▸ **MATERIAL FOR THIS TASK**
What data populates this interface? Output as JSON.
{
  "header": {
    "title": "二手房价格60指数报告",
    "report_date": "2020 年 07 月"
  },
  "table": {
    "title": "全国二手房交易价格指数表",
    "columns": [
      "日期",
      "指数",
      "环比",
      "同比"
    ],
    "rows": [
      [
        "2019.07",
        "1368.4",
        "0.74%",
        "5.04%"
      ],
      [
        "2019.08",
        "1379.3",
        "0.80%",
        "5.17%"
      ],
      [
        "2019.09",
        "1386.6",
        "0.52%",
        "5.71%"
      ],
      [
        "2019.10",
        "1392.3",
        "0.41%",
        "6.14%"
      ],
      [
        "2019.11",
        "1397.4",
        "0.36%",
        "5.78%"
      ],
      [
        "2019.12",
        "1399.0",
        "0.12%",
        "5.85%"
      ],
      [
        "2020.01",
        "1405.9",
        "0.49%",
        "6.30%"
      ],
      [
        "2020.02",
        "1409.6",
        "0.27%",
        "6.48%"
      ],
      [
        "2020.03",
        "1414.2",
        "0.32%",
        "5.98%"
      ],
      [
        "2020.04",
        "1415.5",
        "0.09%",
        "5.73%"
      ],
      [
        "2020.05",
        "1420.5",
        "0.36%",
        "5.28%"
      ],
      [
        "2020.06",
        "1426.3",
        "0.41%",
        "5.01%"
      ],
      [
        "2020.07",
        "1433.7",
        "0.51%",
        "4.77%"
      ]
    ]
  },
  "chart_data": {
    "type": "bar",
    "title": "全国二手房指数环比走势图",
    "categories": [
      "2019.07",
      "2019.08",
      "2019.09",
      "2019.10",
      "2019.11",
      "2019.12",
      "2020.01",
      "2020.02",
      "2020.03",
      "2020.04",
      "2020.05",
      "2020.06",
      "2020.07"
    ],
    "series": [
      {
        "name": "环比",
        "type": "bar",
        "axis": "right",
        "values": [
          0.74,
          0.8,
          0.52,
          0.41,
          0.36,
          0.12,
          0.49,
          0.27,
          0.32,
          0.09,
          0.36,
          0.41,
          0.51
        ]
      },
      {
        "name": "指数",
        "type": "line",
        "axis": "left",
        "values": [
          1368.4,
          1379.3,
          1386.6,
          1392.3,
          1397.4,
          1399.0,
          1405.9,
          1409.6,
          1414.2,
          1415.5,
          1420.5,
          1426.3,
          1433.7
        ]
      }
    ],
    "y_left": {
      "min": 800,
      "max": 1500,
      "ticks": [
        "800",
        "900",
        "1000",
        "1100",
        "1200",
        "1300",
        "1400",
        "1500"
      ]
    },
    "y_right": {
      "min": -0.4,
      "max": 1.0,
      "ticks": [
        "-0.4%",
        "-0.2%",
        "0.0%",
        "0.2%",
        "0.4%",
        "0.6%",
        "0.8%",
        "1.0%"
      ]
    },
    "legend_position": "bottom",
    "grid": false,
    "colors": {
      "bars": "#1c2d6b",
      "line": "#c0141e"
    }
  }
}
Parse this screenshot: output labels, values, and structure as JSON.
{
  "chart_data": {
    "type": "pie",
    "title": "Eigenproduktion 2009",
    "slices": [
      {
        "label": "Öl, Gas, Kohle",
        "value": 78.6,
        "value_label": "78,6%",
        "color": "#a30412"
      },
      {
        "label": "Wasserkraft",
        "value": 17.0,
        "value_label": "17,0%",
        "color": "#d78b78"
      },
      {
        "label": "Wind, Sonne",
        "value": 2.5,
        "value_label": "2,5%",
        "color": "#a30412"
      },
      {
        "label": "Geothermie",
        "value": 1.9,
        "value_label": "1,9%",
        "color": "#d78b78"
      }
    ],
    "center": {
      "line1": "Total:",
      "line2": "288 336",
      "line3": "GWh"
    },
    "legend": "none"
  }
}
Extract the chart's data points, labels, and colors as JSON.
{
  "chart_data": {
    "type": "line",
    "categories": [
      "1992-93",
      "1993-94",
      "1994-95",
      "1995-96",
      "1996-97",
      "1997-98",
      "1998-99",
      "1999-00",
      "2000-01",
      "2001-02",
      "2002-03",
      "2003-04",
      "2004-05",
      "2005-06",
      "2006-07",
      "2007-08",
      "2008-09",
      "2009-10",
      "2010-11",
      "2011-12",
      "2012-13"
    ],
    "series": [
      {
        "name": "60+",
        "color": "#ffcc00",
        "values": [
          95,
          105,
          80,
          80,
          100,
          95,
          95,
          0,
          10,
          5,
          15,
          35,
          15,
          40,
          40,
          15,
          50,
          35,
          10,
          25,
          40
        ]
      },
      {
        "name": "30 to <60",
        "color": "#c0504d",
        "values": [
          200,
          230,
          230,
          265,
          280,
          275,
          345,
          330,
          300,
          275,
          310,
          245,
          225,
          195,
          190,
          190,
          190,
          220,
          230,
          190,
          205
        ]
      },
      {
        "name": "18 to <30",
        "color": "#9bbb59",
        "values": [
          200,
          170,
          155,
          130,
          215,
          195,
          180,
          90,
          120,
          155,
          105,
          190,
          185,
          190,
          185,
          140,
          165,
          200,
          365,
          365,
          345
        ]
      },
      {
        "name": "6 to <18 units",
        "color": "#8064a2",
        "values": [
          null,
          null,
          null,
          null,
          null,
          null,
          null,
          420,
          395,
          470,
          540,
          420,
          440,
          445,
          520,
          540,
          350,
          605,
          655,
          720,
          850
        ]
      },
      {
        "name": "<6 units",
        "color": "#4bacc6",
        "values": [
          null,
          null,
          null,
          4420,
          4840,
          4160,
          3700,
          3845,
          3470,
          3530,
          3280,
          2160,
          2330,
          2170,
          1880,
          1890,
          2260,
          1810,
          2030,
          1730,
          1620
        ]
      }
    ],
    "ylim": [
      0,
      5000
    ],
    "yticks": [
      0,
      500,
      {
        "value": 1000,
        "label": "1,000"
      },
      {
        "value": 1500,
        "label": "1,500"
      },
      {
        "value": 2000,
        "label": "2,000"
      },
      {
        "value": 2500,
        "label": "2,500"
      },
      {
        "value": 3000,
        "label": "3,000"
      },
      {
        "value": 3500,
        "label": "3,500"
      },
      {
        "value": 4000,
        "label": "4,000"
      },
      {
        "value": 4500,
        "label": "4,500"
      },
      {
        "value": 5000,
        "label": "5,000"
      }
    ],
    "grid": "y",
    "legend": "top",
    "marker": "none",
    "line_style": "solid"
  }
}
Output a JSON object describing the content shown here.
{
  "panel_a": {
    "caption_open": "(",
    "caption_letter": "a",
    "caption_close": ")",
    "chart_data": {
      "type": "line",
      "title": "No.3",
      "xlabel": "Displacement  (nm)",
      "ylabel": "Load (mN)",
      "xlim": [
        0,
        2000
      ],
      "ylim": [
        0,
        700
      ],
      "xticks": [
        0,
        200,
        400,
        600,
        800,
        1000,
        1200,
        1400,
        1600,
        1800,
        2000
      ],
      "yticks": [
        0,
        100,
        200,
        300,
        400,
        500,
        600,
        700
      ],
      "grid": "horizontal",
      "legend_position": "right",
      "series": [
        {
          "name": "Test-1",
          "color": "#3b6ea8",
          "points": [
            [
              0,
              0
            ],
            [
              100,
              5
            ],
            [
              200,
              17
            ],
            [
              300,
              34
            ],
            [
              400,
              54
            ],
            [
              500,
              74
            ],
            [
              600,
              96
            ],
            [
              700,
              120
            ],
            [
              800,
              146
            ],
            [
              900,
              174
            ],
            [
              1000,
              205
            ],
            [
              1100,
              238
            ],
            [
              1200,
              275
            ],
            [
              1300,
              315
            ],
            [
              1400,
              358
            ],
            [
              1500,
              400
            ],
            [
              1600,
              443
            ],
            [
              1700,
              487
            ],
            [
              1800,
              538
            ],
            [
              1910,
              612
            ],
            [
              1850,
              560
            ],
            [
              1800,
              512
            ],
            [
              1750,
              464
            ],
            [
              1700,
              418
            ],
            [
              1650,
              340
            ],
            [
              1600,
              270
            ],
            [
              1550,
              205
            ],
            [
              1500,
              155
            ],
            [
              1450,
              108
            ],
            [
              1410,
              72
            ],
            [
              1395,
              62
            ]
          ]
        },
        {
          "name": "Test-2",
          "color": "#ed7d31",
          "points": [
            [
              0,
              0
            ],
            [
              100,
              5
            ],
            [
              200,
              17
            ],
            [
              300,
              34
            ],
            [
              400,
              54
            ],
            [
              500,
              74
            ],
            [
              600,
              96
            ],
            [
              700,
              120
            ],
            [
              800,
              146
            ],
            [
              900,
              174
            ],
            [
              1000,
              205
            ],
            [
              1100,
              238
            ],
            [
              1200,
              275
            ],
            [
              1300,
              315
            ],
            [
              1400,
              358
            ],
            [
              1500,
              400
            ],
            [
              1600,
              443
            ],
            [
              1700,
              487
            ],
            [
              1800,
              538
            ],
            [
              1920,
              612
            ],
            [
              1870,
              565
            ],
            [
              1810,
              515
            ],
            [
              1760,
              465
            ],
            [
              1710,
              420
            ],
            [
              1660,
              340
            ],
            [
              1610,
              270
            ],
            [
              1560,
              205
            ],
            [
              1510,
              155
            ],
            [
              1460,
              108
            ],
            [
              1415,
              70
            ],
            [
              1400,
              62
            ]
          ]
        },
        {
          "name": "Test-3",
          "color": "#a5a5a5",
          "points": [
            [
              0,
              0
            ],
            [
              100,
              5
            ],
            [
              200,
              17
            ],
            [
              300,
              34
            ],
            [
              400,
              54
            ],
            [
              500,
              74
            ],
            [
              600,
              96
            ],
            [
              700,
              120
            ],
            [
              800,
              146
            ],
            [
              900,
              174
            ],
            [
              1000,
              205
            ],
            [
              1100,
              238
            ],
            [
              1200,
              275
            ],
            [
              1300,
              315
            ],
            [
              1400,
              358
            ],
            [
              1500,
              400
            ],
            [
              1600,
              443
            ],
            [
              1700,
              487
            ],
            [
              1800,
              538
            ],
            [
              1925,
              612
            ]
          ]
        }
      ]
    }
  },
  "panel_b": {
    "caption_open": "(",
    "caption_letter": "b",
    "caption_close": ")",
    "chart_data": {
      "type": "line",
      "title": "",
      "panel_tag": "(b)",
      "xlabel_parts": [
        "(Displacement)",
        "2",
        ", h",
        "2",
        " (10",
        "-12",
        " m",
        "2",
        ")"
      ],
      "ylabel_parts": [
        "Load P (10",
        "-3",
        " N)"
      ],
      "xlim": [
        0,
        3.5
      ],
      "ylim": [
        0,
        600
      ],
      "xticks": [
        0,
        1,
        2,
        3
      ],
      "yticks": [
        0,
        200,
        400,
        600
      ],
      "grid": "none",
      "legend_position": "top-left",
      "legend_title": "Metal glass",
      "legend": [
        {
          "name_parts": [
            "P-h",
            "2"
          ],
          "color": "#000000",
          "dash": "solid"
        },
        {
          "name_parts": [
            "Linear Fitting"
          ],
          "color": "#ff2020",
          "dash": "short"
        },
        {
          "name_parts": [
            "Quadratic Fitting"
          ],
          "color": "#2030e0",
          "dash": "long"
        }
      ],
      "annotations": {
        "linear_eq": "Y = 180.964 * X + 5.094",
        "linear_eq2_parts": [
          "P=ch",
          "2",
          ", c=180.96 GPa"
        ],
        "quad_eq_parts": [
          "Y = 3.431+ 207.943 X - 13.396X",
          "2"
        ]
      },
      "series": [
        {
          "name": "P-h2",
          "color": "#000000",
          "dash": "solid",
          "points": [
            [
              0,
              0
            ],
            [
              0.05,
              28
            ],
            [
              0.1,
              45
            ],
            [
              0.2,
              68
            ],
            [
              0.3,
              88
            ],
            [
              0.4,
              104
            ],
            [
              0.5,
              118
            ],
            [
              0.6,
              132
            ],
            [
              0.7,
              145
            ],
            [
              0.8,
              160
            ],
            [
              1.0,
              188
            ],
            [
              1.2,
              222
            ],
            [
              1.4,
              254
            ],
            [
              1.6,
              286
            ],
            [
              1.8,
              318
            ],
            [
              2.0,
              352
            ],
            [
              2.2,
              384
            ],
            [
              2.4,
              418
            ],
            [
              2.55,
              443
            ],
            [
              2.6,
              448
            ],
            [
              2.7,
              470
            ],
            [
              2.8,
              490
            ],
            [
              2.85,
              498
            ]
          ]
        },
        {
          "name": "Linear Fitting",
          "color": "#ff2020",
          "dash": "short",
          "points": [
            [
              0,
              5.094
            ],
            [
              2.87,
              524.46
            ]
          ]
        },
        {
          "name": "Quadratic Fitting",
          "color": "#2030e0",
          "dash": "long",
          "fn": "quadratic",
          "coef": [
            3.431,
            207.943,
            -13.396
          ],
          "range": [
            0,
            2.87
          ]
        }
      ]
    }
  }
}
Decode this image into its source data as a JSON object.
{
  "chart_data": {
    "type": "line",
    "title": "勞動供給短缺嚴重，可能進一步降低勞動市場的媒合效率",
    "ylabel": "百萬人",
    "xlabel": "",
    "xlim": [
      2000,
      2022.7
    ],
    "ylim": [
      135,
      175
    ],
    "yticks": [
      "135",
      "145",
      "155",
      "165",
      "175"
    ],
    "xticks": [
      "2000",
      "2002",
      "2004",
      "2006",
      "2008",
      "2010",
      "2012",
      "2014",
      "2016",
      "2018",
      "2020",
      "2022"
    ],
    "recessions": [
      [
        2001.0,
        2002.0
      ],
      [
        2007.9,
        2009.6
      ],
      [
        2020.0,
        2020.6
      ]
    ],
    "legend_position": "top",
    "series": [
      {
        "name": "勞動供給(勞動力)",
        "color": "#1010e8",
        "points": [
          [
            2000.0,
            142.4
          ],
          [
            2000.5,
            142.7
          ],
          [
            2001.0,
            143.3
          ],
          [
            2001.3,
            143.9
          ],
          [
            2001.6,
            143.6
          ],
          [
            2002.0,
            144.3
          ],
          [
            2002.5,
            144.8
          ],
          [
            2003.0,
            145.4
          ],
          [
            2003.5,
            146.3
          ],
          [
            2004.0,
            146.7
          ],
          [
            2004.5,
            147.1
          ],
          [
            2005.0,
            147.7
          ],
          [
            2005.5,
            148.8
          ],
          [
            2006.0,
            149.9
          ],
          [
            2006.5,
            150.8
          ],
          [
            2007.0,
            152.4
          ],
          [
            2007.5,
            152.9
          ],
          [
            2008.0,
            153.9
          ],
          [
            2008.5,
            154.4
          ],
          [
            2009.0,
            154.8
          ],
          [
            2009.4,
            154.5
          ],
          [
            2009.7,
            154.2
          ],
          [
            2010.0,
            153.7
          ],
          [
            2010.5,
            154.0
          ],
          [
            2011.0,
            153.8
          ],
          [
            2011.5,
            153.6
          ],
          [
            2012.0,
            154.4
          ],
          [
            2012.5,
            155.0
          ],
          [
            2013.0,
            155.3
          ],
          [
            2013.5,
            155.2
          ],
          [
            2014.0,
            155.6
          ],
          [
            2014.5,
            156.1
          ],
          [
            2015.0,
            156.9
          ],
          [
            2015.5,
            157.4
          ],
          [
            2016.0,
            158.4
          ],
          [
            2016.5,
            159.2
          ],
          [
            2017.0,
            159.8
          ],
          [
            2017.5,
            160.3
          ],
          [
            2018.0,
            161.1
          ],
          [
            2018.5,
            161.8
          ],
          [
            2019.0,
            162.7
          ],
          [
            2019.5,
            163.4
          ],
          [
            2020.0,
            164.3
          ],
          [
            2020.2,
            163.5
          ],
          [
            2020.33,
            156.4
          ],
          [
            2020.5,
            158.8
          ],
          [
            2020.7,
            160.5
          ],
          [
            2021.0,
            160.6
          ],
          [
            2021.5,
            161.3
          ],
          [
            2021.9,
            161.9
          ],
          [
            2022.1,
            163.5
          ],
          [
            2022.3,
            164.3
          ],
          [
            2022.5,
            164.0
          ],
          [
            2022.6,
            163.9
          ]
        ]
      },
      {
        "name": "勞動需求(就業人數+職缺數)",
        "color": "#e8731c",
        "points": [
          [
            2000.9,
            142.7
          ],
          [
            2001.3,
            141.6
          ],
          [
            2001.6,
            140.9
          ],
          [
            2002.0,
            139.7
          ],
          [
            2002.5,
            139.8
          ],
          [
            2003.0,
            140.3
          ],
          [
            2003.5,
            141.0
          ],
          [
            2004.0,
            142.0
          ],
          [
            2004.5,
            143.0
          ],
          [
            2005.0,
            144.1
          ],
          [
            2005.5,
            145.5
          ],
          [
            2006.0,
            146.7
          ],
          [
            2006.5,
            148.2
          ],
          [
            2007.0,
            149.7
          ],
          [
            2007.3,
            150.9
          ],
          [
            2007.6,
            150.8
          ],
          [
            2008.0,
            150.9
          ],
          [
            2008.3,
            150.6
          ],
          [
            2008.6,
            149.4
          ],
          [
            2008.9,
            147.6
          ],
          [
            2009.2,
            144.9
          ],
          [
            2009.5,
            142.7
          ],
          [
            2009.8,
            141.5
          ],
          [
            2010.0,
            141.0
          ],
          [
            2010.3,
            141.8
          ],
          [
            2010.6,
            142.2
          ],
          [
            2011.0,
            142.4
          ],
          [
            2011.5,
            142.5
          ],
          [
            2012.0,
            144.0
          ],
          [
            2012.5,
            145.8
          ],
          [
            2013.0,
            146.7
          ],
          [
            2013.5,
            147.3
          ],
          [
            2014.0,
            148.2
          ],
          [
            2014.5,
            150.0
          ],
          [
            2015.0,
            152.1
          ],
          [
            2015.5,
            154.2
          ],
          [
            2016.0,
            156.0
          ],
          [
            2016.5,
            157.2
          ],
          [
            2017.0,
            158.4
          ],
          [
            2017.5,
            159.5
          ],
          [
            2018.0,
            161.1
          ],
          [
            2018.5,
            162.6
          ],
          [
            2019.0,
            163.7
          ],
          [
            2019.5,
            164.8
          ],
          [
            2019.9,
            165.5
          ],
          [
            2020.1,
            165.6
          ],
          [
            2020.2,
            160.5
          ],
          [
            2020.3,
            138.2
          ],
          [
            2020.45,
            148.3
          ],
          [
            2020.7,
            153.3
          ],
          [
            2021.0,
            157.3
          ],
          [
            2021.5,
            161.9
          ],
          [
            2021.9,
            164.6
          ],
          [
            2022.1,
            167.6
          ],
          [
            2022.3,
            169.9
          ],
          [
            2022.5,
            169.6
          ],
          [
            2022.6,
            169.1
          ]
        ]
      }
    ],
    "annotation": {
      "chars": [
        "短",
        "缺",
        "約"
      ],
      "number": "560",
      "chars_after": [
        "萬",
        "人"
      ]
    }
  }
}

▸ **STATED PROBLEM**
Note how many lines of the material contain the string "labels". Then report that number by itself.

▸ **REPLY TO THE EXERCISE**
2